Write out the material again exactly, please, and omit the pictures.

>>

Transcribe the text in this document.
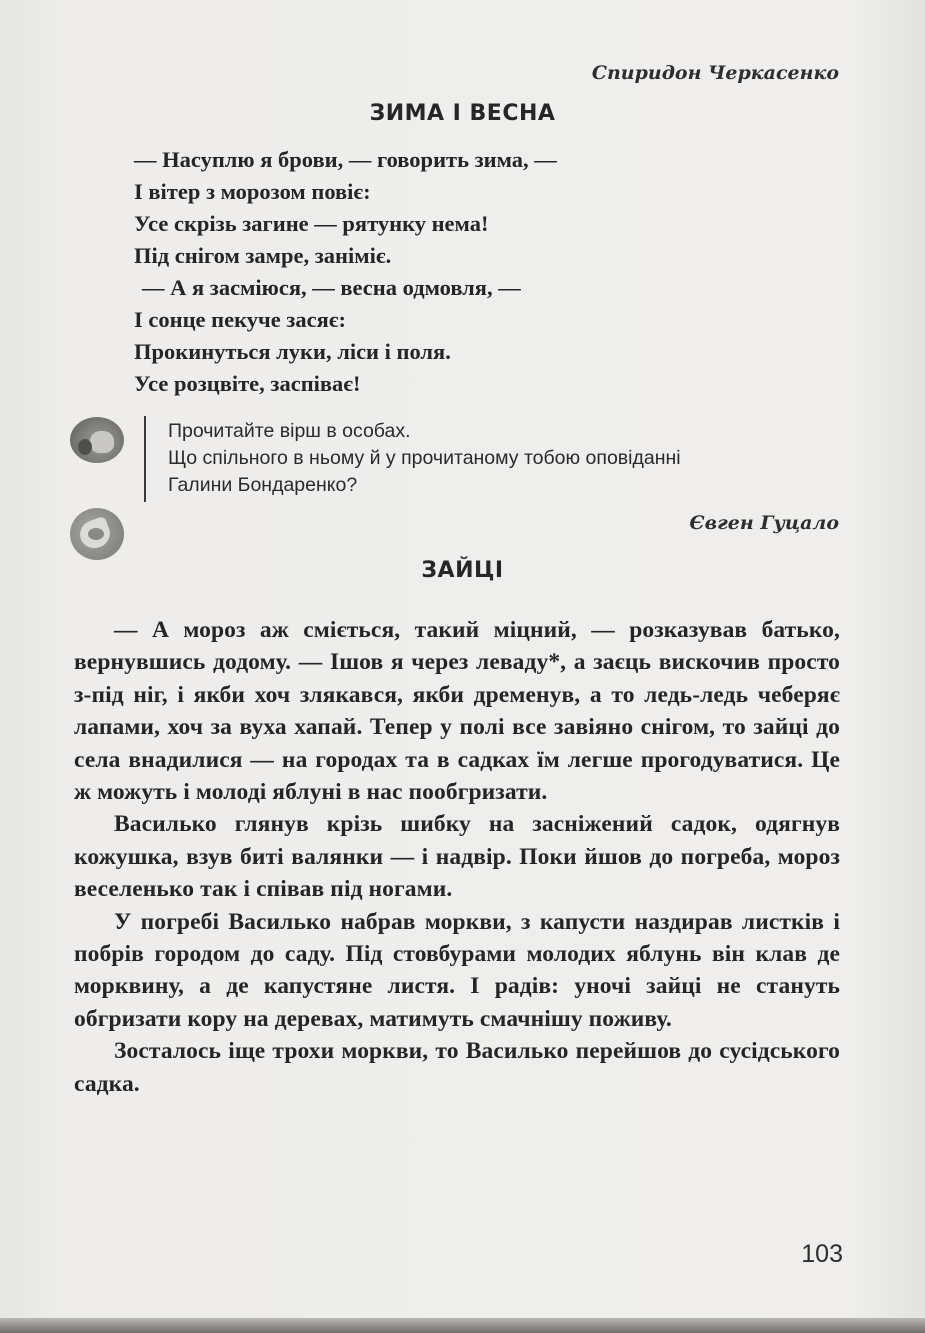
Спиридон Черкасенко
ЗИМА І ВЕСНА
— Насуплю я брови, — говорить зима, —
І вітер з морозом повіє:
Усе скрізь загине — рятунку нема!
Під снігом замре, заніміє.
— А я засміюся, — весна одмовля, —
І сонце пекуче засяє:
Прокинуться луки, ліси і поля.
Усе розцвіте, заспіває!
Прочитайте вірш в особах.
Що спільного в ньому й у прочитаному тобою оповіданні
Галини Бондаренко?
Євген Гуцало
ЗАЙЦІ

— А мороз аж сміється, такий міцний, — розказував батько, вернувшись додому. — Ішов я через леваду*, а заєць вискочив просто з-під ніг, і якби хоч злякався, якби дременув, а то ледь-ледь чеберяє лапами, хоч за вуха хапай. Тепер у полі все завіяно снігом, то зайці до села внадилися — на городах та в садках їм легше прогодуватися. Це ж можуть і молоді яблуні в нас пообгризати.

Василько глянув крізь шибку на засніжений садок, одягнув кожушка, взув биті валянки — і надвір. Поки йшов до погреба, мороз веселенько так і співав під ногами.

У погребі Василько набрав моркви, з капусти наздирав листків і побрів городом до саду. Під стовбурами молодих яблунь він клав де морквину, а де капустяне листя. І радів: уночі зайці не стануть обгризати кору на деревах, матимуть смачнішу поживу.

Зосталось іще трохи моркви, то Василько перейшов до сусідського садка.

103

<<

Correct response:
Transcribe the text in this document.
Спиридон Черкасенко
ЗИМА І ВЕСНА
— Насуплю я брови, — говорить зима, —
І вітер з морозом повіє:
Усе скрізь загине — рятунку нема!
Під снігом замре, заніміє.
— А я засміюся, — весна одмовля, —
І сонце пекуче засяє:
Прокинуться луки, ліси і поля.
Усе розцвіте, заспіває!
Прочитайте вірш в особах.
Що спільного в ньому й у прочитаному тобою оповіданні
Галини Бондаренко?
Євген Гуцало
ЗАЙЦІ

— А мороз аж сміється, такий міцний, — розказував батько, вернувшись додому. — Ішов я через леваду*, а заєць вискочив просто з-під ніг, і якби хоч злякався, якби дременув, а то ледь-ледь чеберяє лапами, хоч за вуха хапай. Тепер у полі все завіяно снігом, то зайці до села внадилися — на городах та в садках їм легше прогодуватися. Це ж можуть і молоді яблуні в нас пообгризати.

Василько глянув крізь шибку на засніжений садок, одягнув кожушка, взув биті валянки — і надвір. Поки йшов до погреба, мороз веселенько так і співав під ногами.

У погребі Василько набрав моркви, з капусти наздирав листків і побрів городом до саду. Під стовбурами молодих яблунь він клав де морквину, а де капустяне листя. І радів: уночі зайці не стануть обгризати кору на деревах, матимуть смачнішу поживу.

Зосталось іще трохи моркви, то Василько перейшов до сусідського садка.

103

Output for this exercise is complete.